▶ _Written exercise_: Count how many lines of the material hold "nproduct". Respond with that number alone.

□ □ □ □ □ □ □

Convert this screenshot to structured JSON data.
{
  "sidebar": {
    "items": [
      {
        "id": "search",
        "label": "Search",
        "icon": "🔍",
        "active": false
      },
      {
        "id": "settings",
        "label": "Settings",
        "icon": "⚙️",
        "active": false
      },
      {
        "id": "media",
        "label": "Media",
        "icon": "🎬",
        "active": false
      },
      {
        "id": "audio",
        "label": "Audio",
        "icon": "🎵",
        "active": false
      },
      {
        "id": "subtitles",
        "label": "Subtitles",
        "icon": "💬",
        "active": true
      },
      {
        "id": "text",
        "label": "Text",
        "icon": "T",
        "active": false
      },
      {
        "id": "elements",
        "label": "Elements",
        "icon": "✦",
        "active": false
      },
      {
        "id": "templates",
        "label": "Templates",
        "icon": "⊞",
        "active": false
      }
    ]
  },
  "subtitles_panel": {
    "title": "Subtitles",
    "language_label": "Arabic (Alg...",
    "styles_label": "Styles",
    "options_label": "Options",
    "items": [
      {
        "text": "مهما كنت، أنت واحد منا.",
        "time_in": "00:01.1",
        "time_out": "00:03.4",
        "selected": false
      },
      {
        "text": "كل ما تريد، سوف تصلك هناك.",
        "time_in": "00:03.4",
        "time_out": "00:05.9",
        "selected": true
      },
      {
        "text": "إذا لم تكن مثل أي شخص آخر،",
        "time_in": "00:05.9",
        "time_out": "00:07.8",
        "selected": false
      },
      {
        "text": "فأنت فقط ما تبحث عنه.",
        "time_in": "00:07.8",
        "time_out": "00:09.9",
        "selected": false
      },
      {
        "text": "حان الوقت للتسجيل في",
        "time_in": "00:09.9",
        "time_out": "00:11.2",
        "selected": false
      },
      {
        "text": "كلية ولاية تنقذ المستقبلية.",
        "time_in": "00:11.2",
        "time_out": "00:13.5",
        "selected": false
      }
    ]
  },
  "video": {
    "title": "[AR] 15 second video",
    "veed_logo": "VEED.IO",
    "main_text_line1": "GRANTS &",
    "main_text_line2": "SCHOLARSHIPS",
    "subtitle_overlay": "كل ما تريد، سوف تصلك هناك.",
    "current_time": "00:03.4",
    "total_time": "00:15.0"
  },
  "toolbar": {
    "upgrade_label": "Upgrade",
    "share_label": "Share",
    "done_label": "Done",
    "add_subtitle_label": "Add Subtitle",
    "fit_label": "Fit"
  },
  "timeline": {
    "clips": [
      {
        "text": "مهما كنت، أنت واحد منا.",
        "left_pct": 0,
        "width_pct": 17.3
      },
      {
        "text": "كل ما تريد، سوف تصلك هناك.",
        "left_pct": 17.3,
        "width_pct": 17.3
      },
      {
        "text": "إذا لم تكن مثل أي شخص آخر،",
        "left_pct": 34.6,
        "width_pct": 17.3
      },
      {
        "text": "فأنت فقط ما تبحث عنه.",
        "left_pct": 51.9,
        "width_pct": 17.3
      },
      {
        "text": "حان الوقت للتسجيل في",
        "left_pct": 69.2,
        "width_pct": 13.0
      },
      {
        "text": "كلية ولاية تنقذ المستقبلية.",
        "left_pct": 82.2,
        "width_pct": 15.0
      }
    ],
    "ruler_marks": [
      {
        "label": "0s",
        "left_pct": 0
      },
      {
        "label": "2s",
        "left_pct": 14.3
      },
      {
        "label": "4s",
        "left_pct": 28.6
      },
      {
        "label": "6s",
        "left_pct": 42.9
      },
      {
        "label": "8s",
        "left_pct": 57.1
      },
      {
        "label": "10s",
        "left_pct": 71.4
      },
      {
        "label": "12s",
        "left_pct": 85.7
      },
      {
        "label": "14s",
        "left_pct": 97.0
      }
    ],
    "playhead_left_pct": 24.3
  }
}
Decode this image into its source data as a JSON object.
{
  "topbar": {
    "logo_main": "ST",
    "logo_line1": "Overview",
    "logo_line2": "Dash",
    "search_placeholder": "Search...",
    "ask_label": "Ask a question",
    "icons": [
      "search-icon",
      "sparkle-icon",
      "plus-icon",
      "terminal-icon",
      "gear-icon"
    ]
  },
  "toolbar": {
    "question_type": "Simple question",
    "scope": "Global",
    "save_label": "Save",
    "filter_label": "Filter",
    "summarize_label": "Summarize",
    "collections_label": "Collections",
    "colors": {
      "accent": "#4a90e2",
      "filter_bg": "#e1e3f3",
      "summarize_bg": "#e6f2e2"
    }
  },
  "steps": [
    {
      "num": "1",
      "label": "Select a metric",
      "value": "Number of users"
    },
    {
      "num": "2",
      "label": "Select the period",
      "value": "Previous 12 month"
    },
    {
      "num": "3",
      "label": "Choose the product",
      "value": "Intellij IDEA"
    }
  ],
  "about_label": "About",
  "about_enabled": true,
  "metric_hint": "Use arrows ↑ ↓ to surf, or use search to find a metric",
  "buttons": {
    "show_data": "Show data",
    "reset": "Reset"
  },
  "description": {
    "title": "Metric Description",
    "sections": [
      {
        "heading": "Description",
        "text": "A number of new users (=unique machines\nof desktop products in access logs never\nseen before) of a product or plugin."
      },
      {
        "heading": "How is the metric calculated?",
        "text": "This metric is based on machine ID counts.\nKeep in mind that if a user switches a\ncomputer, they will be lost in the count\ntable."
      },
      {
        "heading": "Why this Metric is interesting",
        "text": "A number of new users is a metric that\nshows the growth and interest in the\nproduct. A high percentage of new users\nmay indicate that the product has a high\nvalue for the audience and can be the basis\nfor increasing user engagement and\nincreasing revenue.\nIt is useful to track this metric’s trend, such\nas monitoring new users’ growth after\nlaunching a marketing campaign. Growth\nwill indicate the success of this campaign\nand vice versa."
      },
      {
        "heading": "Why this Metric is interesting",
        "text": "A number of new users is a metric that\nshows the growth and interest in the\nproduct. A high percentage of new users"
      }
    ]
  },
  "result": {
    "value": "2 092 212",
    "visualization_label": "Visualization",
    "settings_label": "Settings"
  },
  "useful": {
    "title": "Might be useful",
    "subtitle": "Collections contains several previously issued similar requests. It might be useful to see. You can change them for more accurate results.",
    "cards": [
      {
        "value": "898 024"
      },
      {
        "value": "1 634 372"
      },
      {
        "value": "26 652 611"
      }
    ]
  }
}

□ □ □ □ □ □ □

▶ _Result below_: 2